◆ Exercise objective ◆
Copy out every line of the entries below that contains the string "outline", keeping only lines where the case matches.

....................

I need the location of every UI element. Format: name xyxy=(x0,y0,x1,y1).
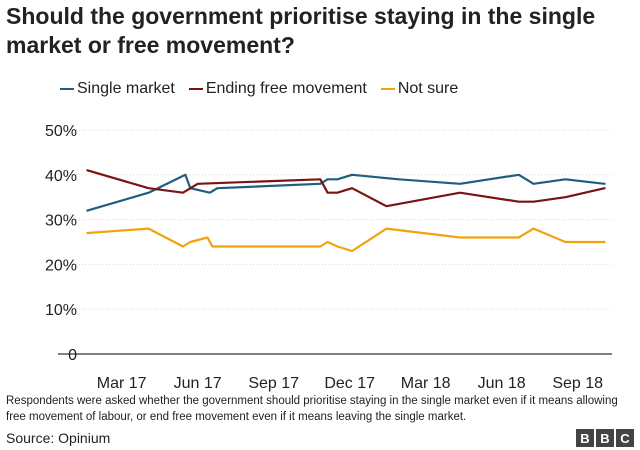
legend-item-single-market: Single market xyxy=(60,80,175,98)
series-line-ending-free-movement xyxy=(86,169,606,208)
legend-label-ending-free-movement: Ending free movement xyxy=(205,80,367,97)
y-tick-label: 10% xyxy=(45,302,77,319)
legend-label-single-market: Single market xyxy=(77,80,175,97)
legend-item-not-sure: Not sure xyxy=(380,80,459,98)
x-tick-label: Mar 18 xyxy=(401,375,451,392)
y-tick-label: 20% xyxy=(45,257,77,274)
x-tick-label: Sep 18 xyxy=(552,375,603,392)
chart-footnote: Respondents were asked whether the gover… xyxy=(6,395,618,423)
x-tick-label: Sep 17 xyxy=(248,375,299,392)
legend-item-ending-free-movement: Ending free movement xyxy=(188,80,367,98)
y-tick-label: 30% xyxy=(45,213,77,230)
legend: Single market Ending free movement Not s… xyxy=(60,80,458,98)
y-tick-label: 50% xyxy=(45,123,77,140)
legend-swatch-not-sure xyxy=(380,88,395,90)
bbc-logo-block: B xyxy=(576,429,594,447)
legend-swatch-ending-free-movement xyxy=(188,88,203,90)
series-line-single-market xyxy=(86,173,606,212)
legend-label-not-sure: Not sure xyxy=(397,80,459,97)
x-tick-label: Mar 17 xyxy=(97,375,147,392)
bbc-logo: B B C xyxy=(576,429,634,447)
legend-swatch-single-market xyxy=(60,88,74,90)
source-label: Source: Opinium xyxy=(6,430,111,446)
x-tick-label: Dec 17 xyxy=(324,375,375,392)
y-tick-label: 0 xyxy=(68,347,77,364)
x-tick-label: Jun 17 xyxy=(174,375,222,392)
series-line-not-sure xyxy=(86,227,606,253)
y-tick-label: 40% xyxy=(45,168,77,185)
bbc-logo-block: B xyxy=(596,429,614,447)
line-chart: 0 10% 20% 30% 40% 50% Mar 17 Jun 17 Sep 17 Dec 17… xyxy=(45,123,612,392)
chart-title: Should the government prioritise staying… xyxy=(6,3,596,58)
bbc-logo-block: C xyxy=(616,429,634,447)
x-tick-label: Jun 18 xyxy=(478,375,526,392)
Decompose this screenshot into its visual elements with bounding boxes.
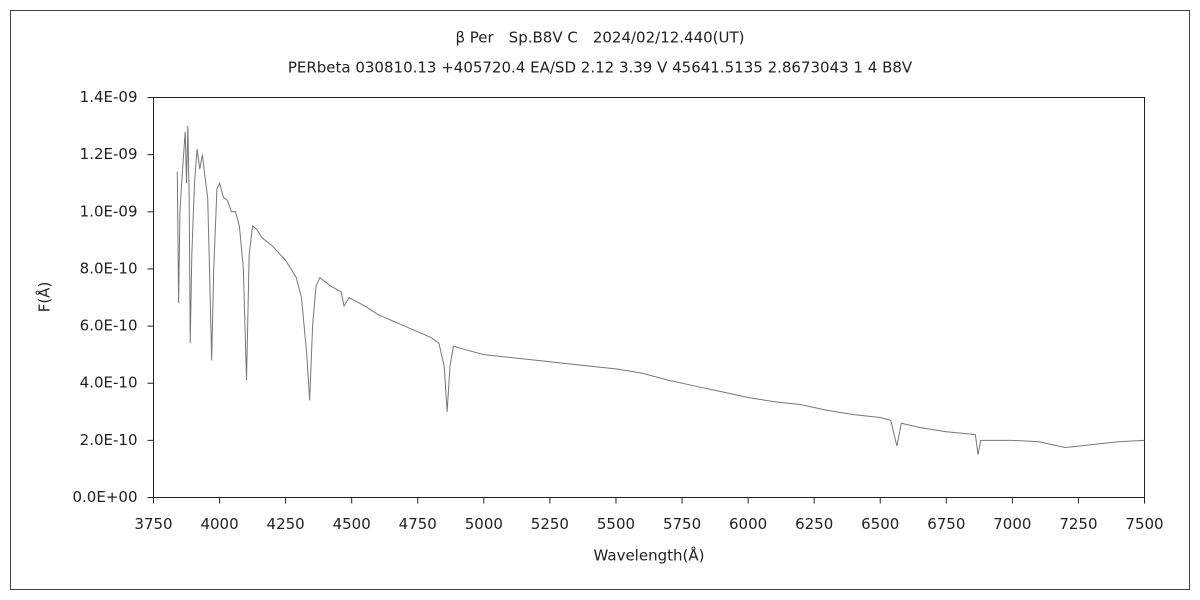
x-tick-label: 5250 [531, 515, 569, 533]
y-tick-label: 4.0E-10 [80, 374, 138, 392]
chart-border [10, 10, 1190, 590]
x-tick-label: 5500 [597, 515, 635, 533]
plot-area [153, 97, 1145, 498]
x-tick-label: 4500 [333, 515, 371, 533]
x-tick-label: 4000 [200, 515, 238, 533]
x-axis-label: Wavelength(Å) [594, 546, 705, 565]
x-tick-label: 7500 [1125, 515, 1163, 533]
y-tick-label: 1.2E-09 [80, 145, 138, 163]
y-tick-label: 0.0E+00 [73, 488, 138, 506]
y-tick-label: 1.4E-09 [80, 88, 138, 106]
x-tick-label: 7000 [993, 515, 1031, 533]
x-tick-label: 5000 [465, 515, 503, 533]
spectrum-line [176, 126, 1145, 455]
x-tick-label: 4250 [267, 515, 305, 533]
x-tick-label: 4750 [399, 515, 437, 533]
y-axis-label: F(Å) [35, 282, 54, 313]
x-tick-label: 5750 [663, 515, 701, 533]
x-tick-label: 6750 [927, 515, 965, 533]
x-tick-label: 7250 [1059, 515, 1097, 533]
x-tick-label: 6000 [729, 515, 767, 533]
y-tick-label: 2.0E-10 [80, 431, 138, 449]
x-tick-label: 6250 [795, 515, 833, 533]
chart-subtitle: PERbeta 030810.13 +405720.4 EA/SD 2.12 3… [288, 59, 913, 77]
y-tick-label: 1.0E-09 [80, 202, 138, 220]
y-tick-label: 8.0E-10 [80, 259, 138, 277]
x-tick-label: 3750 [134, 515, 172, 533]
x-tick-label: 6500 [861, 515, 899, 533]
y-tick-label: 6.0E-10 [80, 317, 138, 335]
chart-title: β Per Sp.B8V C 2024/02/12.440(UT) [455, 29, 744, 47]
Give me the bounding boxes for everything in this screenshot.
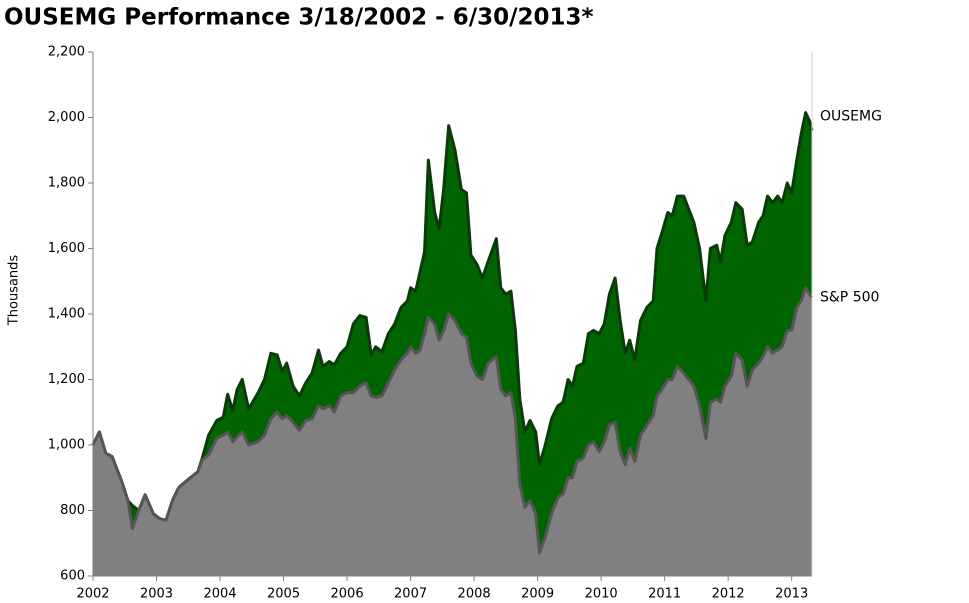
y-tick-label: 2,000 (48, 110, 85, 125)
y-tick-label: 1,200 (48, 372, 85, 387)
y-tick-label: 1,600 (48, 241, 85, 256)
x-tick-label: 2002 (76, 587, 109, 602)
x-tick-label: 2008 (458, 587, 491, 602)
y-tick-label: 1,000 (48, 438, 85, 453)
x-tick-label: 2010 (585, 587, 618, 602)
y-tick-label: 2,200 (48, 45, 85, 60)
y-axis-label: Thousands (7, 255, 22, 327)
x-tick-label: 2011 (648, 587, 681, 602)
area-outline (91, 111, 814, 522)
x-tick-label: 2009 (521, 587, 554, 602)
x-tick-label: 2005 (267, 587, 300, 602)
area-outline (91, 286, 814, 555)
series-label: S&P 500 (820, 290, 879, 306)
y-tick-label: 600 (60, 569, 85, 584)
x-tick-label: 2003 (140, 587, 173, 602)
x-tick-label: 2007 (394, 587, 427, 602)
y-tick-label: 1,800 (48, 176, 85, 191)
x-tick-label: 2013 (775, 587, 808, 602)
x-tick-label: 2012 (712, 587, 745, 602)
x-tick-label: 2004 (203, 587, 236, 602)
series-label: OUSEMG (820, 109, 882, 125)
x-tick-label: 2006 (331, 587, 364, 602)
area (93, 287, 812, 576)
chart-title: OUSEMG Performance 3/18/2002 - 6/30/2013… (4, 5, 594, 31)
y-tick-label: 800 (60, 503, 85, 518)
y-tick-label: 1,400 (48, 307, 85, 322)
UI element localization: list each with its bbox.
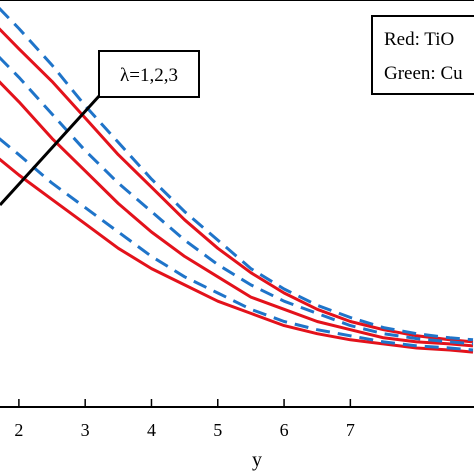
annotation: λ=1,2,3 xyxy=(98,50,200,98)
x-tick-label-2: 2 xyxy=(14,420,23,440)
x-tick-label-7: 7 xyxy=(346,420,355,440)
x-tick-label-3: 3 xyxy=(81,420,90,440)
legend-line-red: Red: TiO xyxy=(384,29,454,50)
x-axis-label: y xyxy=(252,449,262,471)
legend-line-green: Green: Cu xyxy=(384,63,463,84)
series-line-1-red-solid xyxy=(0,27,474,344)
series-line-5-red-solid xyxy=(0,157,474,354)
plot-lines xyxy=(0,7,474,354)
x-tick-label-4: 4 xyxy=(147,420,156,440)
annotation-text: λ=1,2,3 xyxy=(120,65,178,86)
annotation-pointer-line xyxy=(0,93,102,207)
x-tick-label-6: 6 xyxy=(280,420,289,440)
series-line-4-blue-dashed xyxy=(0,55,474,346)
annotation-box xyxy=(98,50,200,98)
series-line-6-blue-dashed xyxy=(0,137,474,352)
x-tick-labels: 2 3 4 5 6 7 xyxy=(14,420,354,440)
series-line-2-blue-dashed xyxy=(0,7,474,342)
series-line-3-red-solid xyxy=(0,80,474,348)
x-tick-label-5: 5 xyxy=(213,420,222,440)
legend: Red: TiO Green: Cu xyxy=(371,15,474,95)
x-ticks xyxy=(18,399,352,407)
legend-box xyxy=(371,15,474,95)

....................

◆ Solved exercise ◆
area-outline (91, 111, 814, 522)
area-outline (91, 286, 814, 555)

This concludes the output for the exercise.